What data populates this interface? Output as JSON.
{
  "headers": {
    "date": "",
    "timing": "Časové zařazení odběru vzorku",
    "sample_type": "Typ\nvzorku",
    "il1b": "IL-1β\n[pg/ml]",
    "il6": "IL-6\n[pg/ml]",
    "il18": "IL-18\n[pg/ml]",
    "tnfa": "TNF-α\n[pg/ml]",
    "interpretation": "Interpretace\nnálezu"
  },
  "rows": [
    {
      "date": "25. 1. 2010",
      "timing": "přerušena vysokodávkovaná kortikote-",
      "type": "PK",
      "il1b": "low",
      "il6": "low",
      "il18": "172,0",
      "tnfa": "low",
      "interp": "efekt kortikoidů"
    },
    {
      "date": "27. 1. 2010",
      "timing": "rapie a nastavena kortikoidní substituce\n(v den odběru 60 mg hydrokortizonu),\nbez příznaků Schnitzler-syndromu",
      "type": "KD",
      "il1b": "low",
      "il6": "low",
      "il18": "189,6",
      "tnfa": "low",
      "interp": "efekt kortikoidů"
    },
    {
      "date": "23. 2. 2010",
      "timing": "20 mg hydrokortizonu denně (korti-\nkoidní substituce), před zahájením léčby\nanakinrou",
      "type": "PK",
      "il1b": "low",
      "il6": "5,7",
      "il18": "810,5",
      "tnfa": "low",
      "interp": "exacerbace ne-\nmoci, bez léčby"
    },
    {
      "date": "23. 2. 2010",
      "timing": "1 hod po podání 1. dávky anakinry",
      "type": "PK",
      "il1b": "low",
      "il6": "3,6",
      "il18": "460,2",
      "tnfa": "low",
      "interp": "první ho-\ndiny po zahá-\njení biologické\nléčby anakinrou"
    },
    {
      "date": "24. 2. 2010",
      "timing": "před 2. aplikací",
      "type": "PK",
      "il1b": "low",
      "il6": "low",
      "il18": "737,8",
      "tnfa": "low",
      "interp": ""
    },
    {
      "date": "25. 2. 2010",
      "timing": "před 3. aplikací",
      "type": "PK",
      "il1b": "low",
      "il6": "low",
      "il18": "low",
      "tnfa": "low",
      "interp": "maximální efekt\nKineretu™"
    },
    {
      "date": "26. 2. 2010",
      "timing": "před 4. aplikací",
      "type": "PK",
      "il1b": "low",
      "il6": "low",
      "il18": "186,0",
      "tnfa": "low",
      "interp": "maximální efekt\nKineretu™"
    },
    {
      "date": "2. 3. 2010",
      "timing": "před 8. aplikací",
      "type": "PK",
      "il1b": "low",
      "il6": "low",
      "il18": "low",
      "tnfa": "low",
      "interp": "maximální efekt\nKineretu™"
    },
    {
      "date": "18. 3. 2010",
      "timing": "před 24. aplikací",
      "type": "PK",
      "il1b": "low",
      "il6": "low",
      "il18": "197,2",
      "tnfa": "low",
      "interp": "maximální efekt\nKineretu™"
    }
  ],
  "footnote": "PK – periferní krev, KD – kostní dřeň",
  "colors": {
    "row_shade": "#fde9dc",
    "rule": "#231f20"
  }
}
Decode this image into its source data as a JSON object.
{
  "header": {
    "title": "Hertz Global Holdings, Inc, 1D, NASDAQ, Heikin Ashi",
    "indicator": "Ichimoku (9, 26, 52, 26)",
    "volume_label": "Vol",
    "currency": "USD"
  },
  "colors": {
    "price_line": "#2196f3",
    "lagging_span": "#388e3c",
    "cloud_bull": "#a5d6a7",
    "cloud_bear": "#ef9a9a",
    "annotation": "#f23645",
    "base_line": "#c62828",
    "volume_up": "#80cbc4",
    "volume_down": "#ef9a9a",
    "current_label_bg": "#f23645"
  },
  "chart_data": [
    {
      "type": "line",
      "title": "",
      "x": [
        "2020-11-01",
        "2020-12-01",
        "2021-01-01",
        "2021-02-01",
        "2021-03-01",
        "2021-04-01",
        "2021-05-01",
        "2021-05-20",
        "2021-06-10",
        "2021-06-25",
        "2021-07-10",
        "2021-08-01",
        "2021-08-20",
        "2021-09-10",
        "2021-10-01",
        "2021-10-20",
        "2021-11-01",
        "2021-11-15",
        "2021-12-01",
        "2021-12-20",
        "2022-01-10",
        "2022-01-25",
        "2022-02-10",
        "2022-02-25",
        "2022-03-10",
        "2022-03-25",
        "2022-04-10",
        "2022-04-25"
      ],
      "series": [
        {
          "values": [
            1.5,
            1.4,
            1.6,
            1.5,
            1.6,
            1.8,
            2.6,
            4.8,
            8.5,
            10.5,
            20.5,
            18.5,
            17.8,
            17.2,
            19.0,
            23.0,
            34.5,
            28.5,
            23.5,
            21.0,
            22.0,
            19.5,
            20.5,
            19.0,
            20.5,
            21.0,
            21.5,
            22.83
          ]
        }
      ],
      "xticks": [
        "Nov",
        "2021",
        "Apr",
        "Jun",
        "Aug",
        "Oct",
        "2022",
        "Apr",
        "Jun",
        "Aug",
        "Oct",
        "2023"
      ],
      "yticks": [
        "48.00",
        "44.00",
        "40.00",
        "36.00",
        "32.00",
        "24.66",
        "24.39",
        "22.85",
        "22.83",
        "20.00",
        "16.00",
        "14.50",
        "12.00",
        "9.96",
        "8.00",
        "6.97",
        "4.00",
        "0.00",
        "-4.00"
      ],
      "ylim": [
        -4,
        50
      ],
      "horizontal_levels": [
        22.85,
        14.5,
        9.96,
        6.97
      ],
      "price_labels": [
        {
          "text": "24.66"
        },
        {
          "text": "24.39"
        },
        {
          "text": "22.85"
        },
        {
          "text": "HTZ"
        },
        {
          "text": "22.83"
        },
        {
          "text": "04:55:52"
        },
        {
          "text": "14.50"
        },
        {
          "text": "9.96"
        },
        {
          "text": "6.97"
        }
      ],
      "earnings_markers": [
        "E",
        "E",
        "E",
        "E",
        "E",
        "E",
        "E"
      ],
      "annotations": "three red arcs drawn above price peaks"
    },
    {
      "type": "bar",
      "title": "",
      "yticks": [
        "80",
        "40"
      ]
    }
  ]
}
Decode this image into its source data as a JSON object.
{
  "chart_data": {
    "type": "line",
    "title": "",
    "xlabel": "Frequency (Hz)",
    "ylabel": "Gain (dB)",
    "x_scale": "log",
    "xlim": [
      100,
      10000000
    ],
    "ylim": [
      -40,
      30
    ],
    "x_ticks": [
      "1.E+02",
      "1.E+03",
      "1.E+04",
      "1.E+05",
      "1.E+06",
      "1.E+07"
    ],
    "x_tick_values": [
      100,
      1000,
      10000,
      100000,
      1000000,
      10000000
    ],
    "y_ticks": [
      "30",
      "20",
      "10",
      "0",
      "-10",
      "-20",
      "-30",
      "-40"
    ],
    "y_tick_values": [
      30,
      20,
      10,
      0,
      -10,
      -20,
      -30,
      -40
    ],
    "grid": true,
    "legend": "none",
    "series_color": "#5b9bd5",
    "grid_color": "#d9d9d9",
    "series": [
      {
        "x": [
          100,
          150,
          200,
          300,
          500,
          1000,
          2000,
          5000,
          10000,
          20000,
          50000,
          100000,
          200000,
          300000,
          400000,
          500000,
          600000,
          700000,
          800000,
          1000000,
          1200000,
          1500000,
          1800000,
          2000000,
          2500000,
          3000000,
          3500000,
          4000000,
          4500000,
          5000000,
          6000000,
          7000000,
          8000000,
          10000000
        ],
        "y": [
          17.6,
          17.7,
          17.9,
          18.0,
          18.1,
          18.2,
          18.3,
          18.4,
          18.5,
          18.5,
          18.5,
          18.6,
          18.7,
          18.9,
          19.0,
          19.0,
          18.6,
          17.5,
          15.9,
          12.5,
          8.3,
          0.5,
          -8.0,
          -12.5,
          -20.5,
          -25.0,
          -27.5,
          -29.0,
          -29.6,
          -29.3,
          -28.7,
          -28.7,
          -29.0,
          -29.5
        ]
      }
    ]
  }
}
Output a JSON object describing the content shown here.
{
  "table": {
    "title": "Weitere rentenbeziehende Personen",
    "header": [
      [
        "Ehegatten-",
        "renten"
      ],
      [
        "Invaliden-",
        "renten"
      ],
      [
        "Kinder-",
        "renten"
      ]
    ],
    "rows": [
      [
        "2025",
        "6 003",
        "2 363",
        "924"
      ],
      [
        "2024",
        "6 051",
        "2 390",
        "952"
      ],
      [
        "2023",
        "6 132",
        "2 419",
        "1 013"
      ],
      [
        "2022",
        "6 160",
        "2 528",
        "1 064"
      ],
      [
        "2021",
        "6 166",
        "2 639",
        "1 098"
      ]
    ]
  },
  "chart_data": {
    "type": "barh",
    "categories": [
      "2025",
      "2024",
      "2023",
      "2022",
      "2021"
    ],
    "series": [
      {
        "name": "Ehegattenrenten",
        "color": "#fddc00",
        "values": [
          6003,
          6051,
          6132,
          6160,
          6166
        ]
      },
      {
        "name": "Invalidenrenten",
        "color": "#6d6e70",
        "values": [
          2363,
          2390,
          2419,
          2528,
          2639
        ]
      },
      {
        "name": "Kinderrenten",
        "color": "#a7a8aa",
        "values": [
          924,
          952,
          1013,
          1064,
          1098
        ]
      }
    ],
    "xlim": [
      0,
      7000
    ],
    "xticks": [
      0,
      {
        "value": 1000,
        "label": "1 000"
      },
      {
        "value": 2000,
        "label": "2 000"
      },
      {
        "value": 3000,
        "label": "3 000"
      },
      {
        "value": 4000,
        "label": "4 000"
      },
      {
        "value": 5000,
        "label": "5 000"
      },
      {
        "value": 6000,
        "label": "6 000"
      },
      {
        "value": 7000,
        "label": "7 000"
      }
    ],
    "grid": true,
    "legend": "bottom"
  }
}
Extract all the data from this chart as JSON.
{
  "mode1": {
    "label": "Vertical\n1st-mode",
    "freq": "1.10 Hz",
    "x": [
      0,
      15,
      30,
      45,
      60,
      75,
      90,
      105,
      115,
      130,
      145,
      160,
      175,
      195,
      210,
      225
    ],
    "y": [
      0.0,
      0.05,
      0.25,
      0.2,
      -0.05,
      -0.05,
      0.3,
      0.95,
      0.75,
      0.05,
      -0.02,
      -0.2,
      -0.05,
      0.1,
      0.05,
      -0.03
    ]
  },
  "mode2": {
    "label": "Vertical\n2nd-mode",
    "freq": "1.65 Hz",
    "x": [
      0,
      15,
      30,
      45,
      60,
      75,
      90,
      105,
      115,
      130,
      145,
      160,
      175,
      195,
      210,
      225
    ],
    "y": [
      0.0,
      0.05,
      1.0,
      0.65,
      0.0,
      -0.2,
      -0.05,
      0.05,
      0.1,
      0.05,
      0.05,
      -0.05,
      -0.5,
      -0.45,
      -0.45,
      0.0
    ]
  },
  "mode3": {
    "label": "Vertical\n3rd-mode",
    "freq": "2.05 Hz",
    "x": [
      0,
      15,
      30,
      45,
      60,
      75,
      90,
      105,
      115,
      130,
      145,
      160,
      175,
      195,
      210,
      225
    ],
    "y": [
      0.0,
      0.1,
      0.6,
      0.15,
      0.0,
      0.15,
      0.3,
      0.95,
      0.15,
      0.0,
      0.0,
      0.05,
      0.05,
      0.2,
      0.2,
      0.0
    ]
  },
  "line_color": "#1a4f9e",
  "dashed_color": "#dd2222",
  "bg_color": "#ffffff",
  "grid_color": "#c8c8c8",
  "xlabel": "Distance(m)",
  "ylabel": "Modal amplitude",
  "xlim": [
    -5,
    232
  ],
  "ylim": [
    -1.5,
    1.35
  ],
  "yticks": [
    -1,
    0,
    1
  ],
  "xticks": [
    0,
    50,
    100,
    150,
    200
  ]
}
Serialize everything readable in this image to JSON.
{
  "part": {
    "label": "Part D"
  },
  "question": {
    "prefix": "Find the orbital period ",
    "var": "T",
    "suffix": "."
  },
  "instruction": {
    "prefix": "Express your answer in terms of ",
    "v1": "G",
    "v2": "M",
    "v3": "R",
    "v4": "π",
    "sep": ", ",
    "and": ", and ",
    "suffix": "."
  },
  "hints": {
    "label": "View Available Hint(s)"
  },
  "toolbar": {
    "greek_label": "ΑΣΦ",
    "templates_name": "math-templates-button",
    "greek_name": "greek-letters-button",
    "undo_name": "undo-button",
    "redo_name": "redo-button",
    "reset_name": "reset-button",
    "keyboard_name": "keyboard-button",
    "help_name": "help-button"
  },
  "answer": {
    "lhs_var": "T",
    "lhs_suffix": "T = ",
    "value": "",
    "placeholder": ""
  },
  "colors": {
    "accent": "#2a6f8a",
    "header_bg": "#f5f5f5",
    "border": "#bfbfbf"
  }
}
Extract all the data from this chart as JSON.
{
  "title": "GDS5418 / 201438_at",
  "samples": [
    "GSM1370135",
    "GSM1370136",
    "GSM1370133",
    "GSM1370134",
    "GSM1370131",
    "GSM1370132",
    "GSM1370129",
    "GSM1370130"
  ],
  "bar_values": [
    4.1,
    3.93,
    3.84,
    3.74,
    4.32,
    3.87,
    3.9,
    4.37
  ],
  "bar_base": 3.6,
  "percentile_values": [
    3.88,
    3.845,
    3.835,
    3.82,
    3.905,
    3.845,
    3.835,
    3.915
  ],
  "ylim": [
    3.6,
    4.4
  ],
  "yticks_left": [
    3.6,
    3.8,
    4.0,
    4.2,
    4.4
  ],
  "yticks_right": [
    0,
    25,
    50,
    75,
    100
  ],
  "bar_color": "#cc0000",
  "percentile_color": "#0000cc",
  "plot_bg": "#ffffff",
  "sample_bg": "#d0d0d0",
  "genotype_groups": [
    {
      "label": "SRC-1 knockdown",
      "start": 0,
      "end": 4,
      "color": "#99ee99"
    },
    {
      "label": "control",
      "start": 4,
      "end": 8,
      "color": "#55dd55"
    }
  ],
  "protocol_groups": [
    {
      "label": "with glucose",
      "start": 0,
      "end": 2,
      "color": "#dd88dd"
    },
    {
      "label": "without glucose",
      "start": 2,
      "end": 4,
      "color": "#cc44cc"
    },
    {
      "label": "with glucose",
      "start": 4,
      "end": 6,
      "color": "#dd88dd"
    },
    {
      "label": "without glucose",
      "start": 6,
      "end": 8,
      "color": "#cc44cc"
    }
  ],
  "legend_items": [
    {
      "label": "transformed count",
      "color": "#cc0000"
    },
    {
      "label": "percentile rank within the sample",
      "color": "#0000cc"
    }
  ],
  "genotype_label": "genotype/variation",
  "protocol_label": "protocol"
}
★ ★ ★ ★ ★
=== GIVEN PROBLEM ===
Collect each line above holding the string "substituce".

=== WRITTEN RESPONSE ===
      "timing": "rapie a nastavena kortikoidní substituce\n(v den odběru 60 mg hydrokortizonu),\nbez příznaků Schnitzler-syndromu",
      "timing": "20 mg hydrokortizonu denně (korti-\nkoidní substituce), před zahájením léčby\nanakinrou",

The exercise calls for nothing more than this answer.